**Problem statement**
Produce an exact copy of all the data below, dropping every image.

-- BEGIN Extracted entries --

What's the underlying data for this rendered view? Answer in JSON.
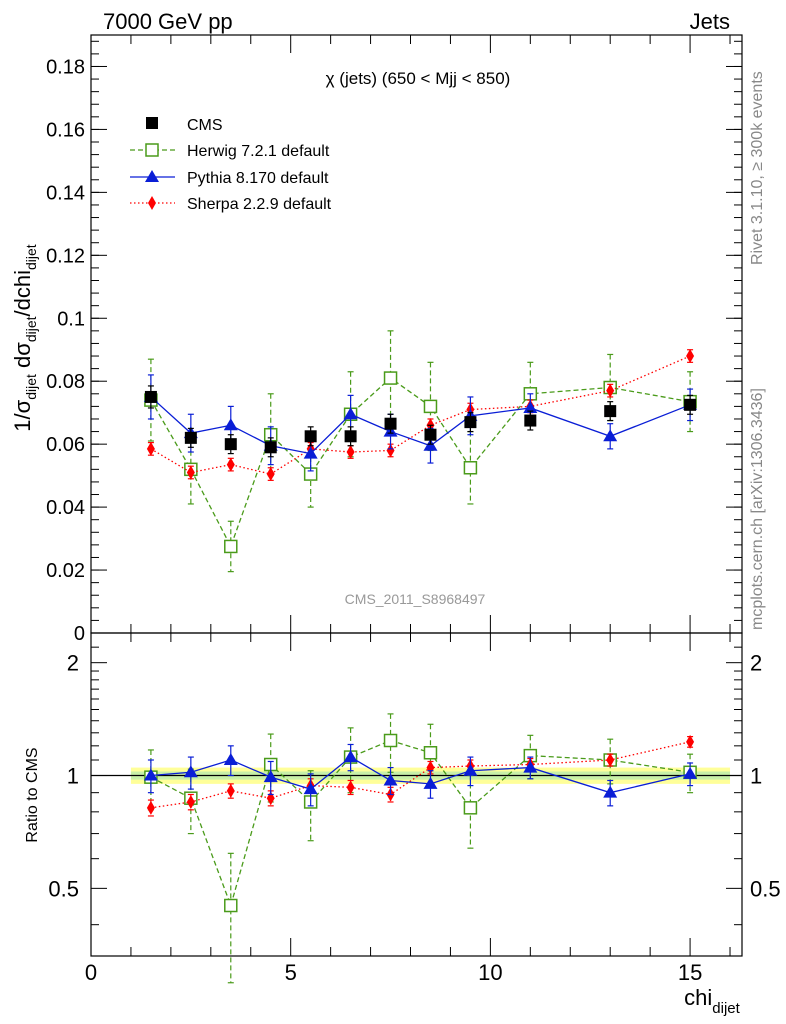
{
  "header": {
    "left": "7000 GeV pp",
    "right": "Jets"
  },
  "side_labels": {
    "rivet": "Rivet 3.1.10, ≥ 300k events",
    "mcplots": "mcplots.cern.ch [arXiv:1306.3436]"
  },
  "chart_data": {
    "type": "scatter",
    "title": "χ (jets) (650 < Mjj <  850)",
    "watermark": "CMS_2011_S8968497",
    "xlabel": "chi",
    "xlabel_sub": "dijet",
    "ylabel": "1/σ_dijet dσ_dijet/dchi_dijet",
    "ratio_ylabel": "Ratio to CMS",
    "xlim": [
      0,
      16.3
    ],
    "ylim": [
      0,
      0.19
    ],
    "ratio_ylim": [
      0.33,
      2.4
    ],
    "ratio_scale": "log",
    "x_ticks": [
      "0",
      "5",
      "10",
      "15"
    ],
    "y_ticks": [
      "0",
      "0.02",
      "0.04",
      "0.06",
      "0.08",
      "0.1",
      "0.12",
      "0.14",
      "0.16",
      "0.18"
    ],
    "ratio_ticks": [
      "0.5",
      "1",
      "2"
    ],
    "legend_position": "top-left",
    "bins": [
      [
        1,
        2
      ],
      [
        2,
        3
      ],
      [
        3,
        4
      ],
      [
        4,
        5
      ],
      [
        5,
        6
      ],
      [
        6,
        7
      ],
      [
        7,
        8
      ],
      [
        8,
        9
      ],
      [
        9,
        10
      ],
      [
        10,
        12
      ],
      [
        12,
        14
      ],
      [
        14,
        16
      ]
    ],
    "x": [
      1.5,
      2.5,
      3.5,
      4.5,
      5.5,
      6.5,
      7.5,
      8.5,
      9.5,
      11,
      13,
      15
    ],
    "series": [
      {
        "name": "CMS",
        "color": "#000000",
        "marker": "square-filled",
        "values": [
          0.075,
          0.062,
          0.06,
          0.059,
          0.0625,
          0.0625,
          0.0665,
          0.063,
          0.067,
          0.0675,
          0.0705,
          0.0725
        ],
        "errors": [
          0.0035,
          0.003,
          0.003,
          0.003,
          0.003,
          0.003,
          0.003,
          0.003,
          0.003,
          0.003,
          0.003,
          0.003
        ]
      },
      {
        "name": "Herwig 7.2.1 default",
        "color": "#4a9b1a",
        "marker": "square-open",
        "line": "dashed",
        "values": [
          0.074,
          0.052,
          0.0275,
          0.063,
          0.0505,
          0.0695,
          0.081,
          0.072,
          0.0525,
          0.076,
          0.078,
          0.0735
        ],
        "errors": [
          0.013,
          0.011,
          0.008,
          0.013,
          0.0105,
          0.0135,
          0.015,
          0.014,
          0.0115,
          0.01,
          0.0105,
          0.0095
        ],
        "ratio": [
          0.99,
          0.87,
          0.45,
          1.07,
          0.85,
          1.12,
          1.24,
          1.15,
          0.82,
          1.13,
          1.1,
          1.02
        ],
        "ratio_errors": [
          0.18,
          0.17,
          0.17,
          0.22,
          0.18,
          0.22,
          0.22,
          0.22,
          0.18,
          0.15,
          0.15,
          0.12
        ]
      },
      {
        "name": "Pythia 8.170 default",
        "color": "#0a1ed6",
        "marker": "triangle-filled",
        "line": "solid",
        "values": [
          0.075,
          0.0635,
          0.066,
          0.0595,
          0.057,
          0.0695,
          0.064,
          0.0595,
          0.069,
          0.0715,
          0.0625,
          0.0725
        ],
        "errors": [
          0.007,
          0.006,
          0.006,
          0.006,
          0.0055,
          0.006,
          0.0055,
          0.0055,
          0.006,
          0.0045,
          0.004,
          0.005
        ],
        "ratio": [
          1.0,
          1.02,
          1.1,
          0.99,
          0.92,
          1.12,
          0.97,
          0.95,
          1.03,
          1.05,
          0.9,
          1.01
        ],
        "ratio_errors": [
          0.1,
          0.1,
          0.1,
          0.1,
          0.09,
          0.09,
          0.08,
          0.08,
          0.09,
          0.07,
          0.07,
          0.07
        ]
      },
      {
        "name": "Sherpa 2.2.9 default",
        "color": "#ff0000",
        "marker": "diamond-filled",
        "line": "dotted",
        "values": [
          0.0585,
          0.051,
          0.0535,
          0.0505,
          0.0585,
          0.0575,
          0.058,
          0.066,
          0.071,
          0.072,
          0.077,
          0.088
        ],
        "errors": [
          0.002,
          0.002,
          0.002,
          0.002,
          0.002,
          0.002,
          0.002,
          0.002,
          0.002,
          0.002,
          0.002,
          0.002
        ],
        "ratio": [
          0.82,
          0.85,
          0.91,
          0.87,
          0.94,
          0.93,
          0.89,
          1.05,
          1.06,
          1.07,
          1.1,
          1.23
        ],
        "ratio_errors": [
          0.04,
          0.04,
          0.04,
          0.04,
          0.04,
          0.04,
          0.04,
          0.04,
          0.04,
          0.04,
          0.04,
          0.04
        ]
      }
    ]
  }
}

-- END Extracted entries --

**Finished answer**
What's the underlying data for this rendered view? Answer in JSON.
{
  "header": {
    "left": "7000 GeV pp",
    "right": "Jets"
  },
  "side_labels": {
    "rivet": "Rivet 3.1.10, ≥ 300k events",
    "mcplots": "mcplots.cern.ch [arXiv:1306.3436]"
  },
  "chart_data": {
    "type": "scatter",
    "title": "χ (jets) (650 < Mjj <  850)",
    "watermark": "CMS_2011_S8968497",
    "xlabel": "chi",
    "xlabel_sub": "dijet",
    "ylabel": "1/σ_dijet dσ_dijet/dchi_dijet",
    "ratio_ylabel": "Ratio to CMS",
    "xlim": [
      0,
      16.3
    ],
    "ylim": [
      0,
      0.19
    ],
    "ratio_ylim": [
      0.33,
      2.4
    ],
    "ratio_scale": "log",
    "x_ticks": [
      "0",
      "5",
      "10",
      "15"
    ],
    "y_ticks": [
      "0",
      "0.02",
      "0.04",
      "0.06",
      "0.08",
      "0.1",
      "0.12",
      "0.14",
      "0.16",
      "0.18"
    ],
    "ratio_ticks": [
      "0.5",
      "1",
      "2"
    ],
    "legend_position": "top-left",
    "bins": [
      [
        1,
        2
      ],
      [
        2,
        3
      ],
      [
        3,
        4
      ],
      [
        4,
        5
      ],
      [
        5,
        6
      ],
      [
        6,
        7
      ],
      [
        7,
        8
      ],
      [
        8,
        9
      ],
      [
        9,
        10
      ],
      [
        10,
        12
      ],
      [
        12,
        14
      ],
      [
        14,
        16
      ]
    ],
    "x": [
      1.5,
      2.5,
      3.5,
      4.5,
      5.5,
      6.5,
      7.5,
      8.5,
      9.5,
      11,
      13,
      15
    ],
    "series": [
      {
        "name": "CMS",
        "color": "#000000",
        "marker": "square-filled",
        "values": [
          0.075,
          0.062,
          0.06,
          0.059,
          0.0625,
          0.0625,
          0.0665,
          0.063,
          0.067,
          0.0675,
          0.0705,
          0.0725
        ],
        "errors": [
          0.0035,
          0.003,
          0.003,
          0.003,
          0.003,
          0.003,
          0.003,
          0.003,
          0.003,
          0.003,
          0.003,
          0.003
        ]
      },
      {
        "name": "Herwig 7.2.1 default",
        "color": "#4a9b1a",
        "marker": "square-open",
        "line": "dashed",
        "values": [
          0.074,
          0.052,
          0.0275,
          0.063,
          0.0505,
          0.0695,
          0.081,
          0.072,
          0.0525,
          0.076,
          0.078,
          0.0735
        ],
        "errors": [
          0.013,
          0.011,
          0.008,
          0.013,
          0.0105,
          0.0135,
          0.015,
          0.014,
          0.0115,
          0.01,
          0.0105,
          0.0095
        ],
        "ratio": [
          0.99,
          0.87,
          0.45,
          1.07,
          0.85,
          1.12,
          1.24,
          1.15,
          0.82,
          1.13,
          1.1,
          1.02
        ],
        "ratio_errors": [
          0.18,
          0.17,
          0.17,
          0.22,
          0.18,
          0.22,
          0.22,
          0.22,
          0.18,
          0.15,
          0.15,
          0.12
        ]
      },
      {
        "name": "Pythia 8.170 default",
        "color": "#0a1ed6",
        "marker": "triangle-filled",
        "line": "solid",
        "values": [
          0.075,
          0.0635,
          0.066,
          0.0595,
          0.057,
          0.0695,
          0.064,
          0.0595,
          0.069,
          0.0715,
          0.0625,
          0.0725
        ],
        "errors": [
          0.007,
          0.006,
          0.006,
          0.006,
          0.0055,
          0.006,
          0.0055,
          0.0055,
          0.006,
          0.0045,
          0.004,
          0.005
        ],
        "ratio": [
          1.0,
          1.02,
          1.1,
          0.99,
          0.92,
          1.12,
          0.97,
          0.95,
          1.03,
          1.05,
          0.9,
          1.01
        ],
        "ratio_errors": [
          0.1,
          0.1,
          0.1,
          0.1,
          0.09,
          0.09,
          0.08,
          0.08,
          0.09,
          0.07,
          0.07,
          0.07
        ]
      },
      {
        "name": "Sherpa 2.2.9 default",
        "color": "#ff0000",
        "marker": "diamond-filled",
        "line": "dotted",
        "values": [
          0.0585,
          0.051,
          0.0535,
          0.0505,
          0.0585,
          0.0575,
          0.058,
          0.066,
          0.071,
          0.072,
          0.077,
          0.088
        ],
        "errors": [
          0.002,
          0.002,
          0.002,
          0.002,
          0.002,
          0.002,
          0.002,
          0.002,
          0.002,
          0.002,
          0.002,
          0.002
        ],
        "ratio": [
          0.82,
          0.85,
          0.91,
          0.87,
          0.94,
          0.93,
          0.89,
          1.05,
          1.06,
          1.07,
          1.1,
          1.23
        ],
        "ratio_errors": [
          0.04,
          0.04,
          0.04,
          0.04,
          0.04,
          0.04,
          0.04,
          0.04,
          0.04,
          0.04,
          0.04,
          0.04
        ]
      }
    ]
  }
}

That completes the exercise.